WORK TO BE COMPLETED:
Transcribe the material verbatim in full; the pictures do not belong in the copy.

───

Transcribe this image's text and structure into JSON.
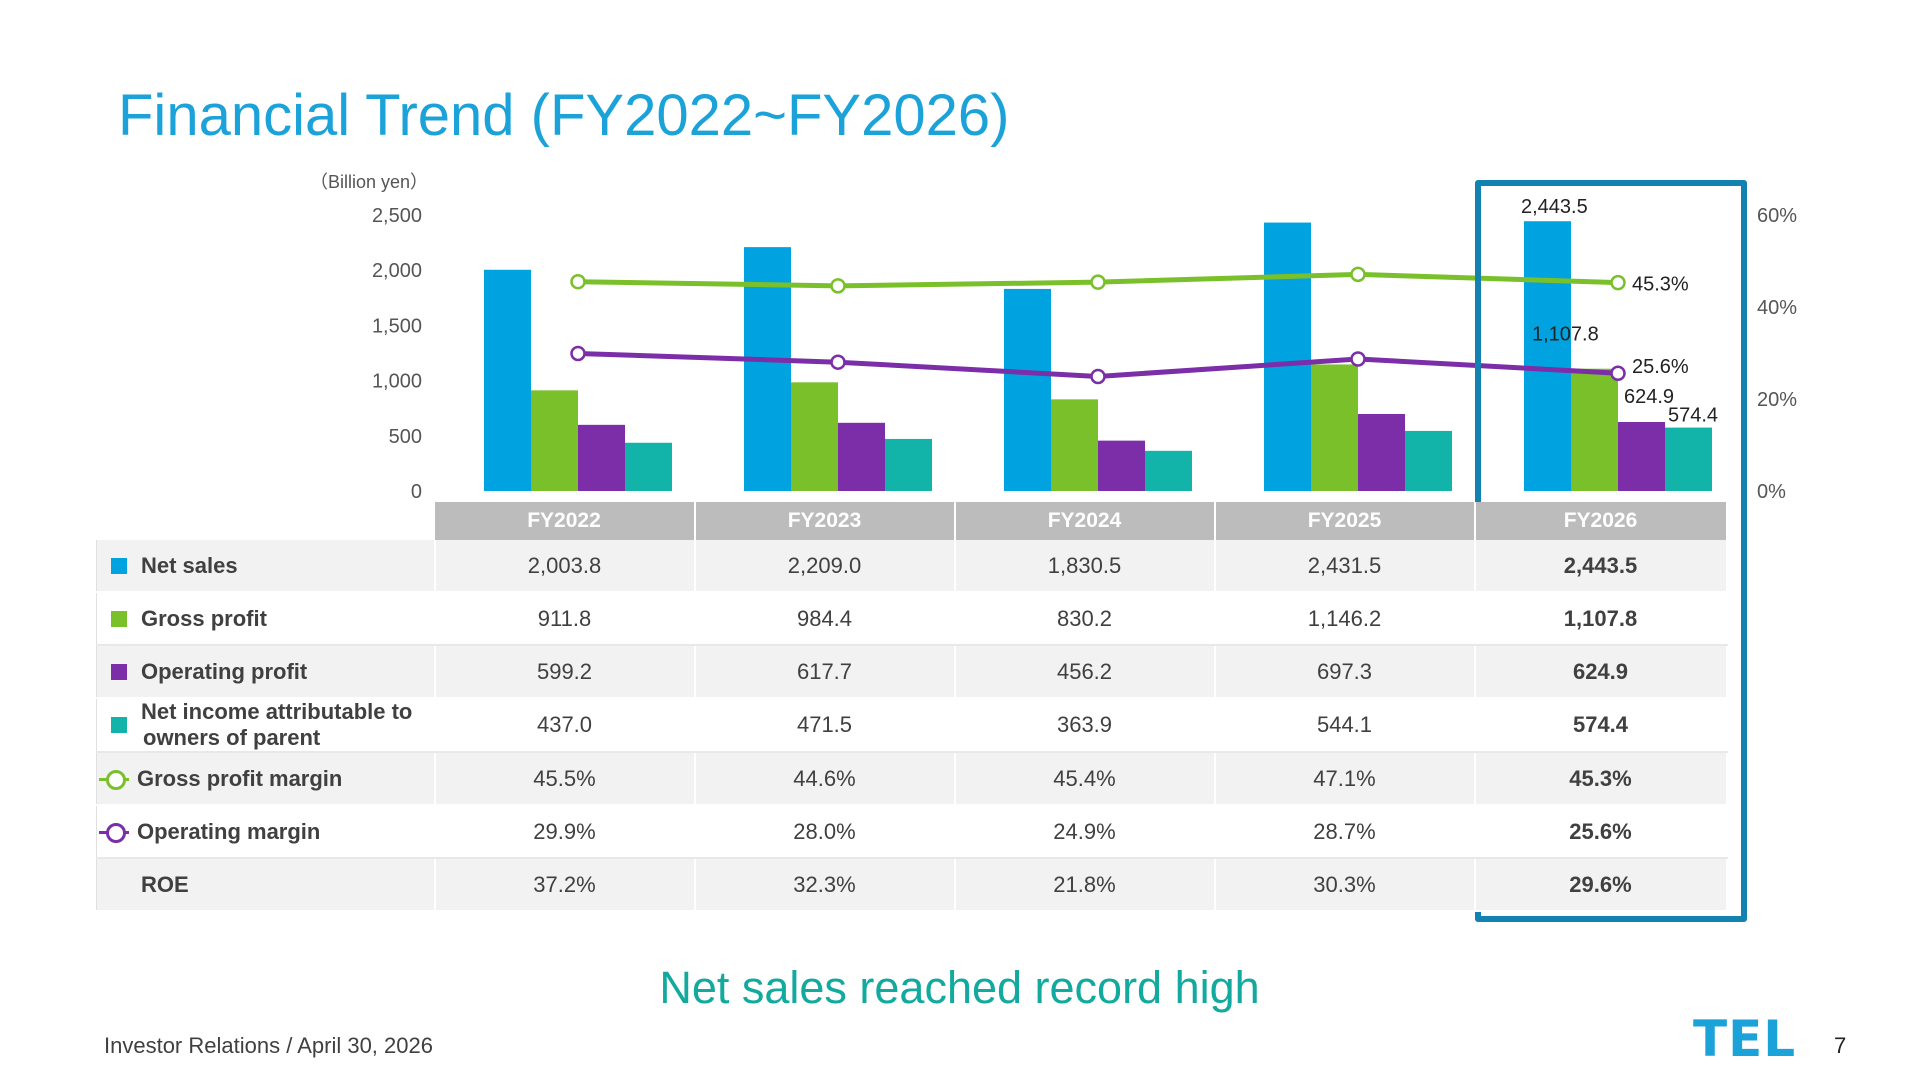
{
  "slide": {
    "title": "Financial Trend (FY2022~FY2026)",
    "tagline": "Net sales reached record high",
    "footer": "Investor Relations / April 30, 2026",
    "logo": "TEL",
    "page_number": "7"
  },
  "chart_data": {
    "type": "bar",
    "unit_label": "（Billion yen）",
    "categories": [
      "FY2022",
      "FY2023",
      "FY2024",
      "FY2025",
      "FY2026"
    ],
    "y_left": {
      "range": [
        0,
        2500
      ],
      "ticks": [
        "0",
        "500",
        "1,000",
        "1,500",
        "2,000",
        "2,500"
      ]
    },
    "y_right": {
      "range": [
        0,
        60
      ],
      "ticks": [
        "0%",
        "20%",
        "40%",
        "60%"
      ]
    },
    "bar_series": [
      {
        "name": "Net sales",
        "color": "#00a3e0",
        "values": [
          2003.8,
          2209.0,
          1830.5,
          2431.5,
          2443.5
        ]
      },
      {
        "name": "Gross profit",
        "color": "#7ac02a",
        "values": [
          911.8,
          984.4,
          830.2,
          1146.2,
          1107.8
        ]
      },
      {
        "name": "Operating profit",
        "color": "#7b2ea8",
        "values": [
          599.2,
          617.7,
          456.2,
          697.3,
          624.9
        ]
      },
      {
        "name": "Net income attributable to owners of parent",
        "color": "#12b3a8",
        "values": [
          437.0,
          471.5,
          363.9,
          544.1,
          574.4
        ]
      }
    ],
    "line_series": [
      {
        "name": "Gross profit margin",
        "color": "#7ac02a",
        "axis": "right",
        "values": [
          45.5,
          44.6,
          45.4,
          47.1,
          45.3
        ]
      },
      {
        "name": "Operating margin",
        "color": "#7b2ea8",
        "axis": "right",
        "values": [
          29.9,
          28.0,
          24.9,
          28.7,
          25.6
        ]
      }
    ],
    "data_labels": [
      {
        "text": "2,443.5"
      },
      {
        "text": "1,107.8"
      },
      {
        "text": "624.9"
      },
      {
        "text": "574.4"
      },
      {
        "text": "45.3%"
      },
      {
        "text": "25.6%"
      }
    ],
    "highlight_category": "FY2026"
  },
  "table": {
    "headers": [
      "FY2022",
      "FY2023",
      "FY2024",
      "FY2025",
      "FY2026"
    ],
    "rows": [
      {
        "label": "Net sales",
        "values": [
          "2,003.8",
          "2,209.0",
          "1,830.5",
          "2,431.5",
          "2,443.5"
        ]
      },
      {
        "label": "Gross profit",
        "values": [
          "911.8",
          "984.4",
          "830.2",
          "1,146.2",
          "1,107.8"
        ]
      },
      {
        "label": "Operating profit",
        "values": [
          "599.2",
          "617.7",
          "456.2",
          "697.3",
          "624.9"
        ]
      },
      {
        "label_line1": "Net income attributable to",
        "label_line2": "owners of parent",
        "values": [
          "437.0",
          "471.5",
          "363.9",
          "544.1",
          "574.4"
        ]
      },
      {
        "label": "Gross profit margin",
        "values": [
          "45.5%",
          "44.6%",
          "45.4%",
          "47.1%",
          "45.3%"
        ]
      },
      {
        "label": "Operating margin",
        "values": [
          "29.9%",
          "28.0%",
          "24.9%",
          "28.7%",
          "25.6%"
        ]
      },
      {
        "label": "ROE",
        "values": [
          "37.2%",
          "32.3%",
          "21.8%",
          "30.3%",
          "29.6%"
        ]
      }
    ]
  }
}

───

SOLUTION TO THIS TASK:
Transcribe this image's text and structure into JSON.
{
  "slide": {
    "title": "Financial Trend (FY2022~FY2026)",
    "tagline": "Net sales reached record high",
    "footer": "Investor Relations / April 30, 2026",
    "logo": "TEL",
    "page_number": "7"
  },
  "chart_data": {
    "type": "bar",
    "unit_label": "（Billion yen）",
    "categories": [
      "FY2022",
      "FY2023",
      "FY2024",
      "FY2025",
      "FY2026"
    ],
    "y_left": {
      "range": [
        0,
        2500
      ],
      "ticks": [
        "0",
        "500",
        "1,000",
        "1,500",
        "2,000",
        "2,500"
      ]
    },
    "y_right": {
      "range": [
        0,
        60
      ],
      "ticks": [
        "0%",
        "20%",
        "40%",
        "60%"
      ]
    },
    "bar_series": [
      {
        "name": "Net sales",
        "color": "#00a3e0",
        "values": [
          2003.8,
          2209.0,
          1830.5,
          2431.5,
          2443.5
        ]
      },
      {
        "name": "Gross profit",
        "color": "#7ac02a",
        "values": [
          911.8,
          984.4,
          830.2,
          1146.2,
          1107.8
        ]
      },
      {
        "name": "Operating profit",
        "color": "#7b2ea8",
        "values": [
          599.2,
          617.7,
          456.2,
          697.3,
          624.9
        ]
      },
      {
        "name": "Net income attributable to owners of parent",
        "color": "#12b3a8",
        "values": [
          437.0,
          471.5,
          363.9,
          544.1,
          574.4
        ]
      }
    ],
    "line_series": [
      {
        "name": "Gross profit margin",
        "color": "#7ac02a",
        "axis": "right",
        "values": [
          45.5,
          44.6,
          45.4,
          47.1,
          45.3
        ]
      },
      {
        "name": "Operating margin",
        "color": "#7b2ea8",
        "axis": "right",
        "values": [
          29.9,
          28.0,
          24.9,
          28.7,
          25.6
        ]
      }
    ],
    "data_labels": [
      {
        "text": "2,443.5"
      },
      {
        "text": "1,107.8"
      },
      {
        "text": "624.9"
      },
      {
        "text": "574.4"
      },
      {
        "text": "45.3%"
      },
      {
        "text": "25.6%"
      }
    ],
    "highlight_category": "FY2026"
  },
  "table": {
    "headers": [
      "FY2022",
      "FY2023",
      "FY2024",
      "FY2025",
      "FY2026"
    ],
    "rows": [
      {
        "label": "Net sales",
        "values": [
          "2,003.8",
          "2,209.0",
          "1,830.5",
          "2,431.5",
          "2,443.5"
        ]
      },
      {
        "label": "Gross profit",
        "values": [
          "911.8",
          "984.4",
          "830.2",
          "1,146.2",
          "1,107.8"
        ]
      },
      {
        "label": "Operating profit",
        "values": [
          "599.2",
          "617.7",
          "456.2",
          "697.3",
          "624.9"
        ]
      },
      {
        "label_line1": "Net income attributable to",
        "label_line2": "owners of parent",
        "values": [
          "437.0",
          "471.5",
          "363.9",
          "544.1",
          "574.4"
        ]
      },
      {
        "label": "Gross profit margin",
        "values": [
          "45.5%",
          "44.6%",
          "45.4%",
          "47.1%",
          "45.3%"
        ]
      },
      {
        "label": "Operating margin",
        "values": [
          "29.9%",
          "28.0%",
          "24.9%",
          "28.7%",
          "25.6%"
        ]
      },
      {
        "label": "ROE",
        "values": [
          "37.2%",
          "32.3%",
          "21.8%",
          "30.3%",
          "29.6%"
        ]
      }
    ]
  }
}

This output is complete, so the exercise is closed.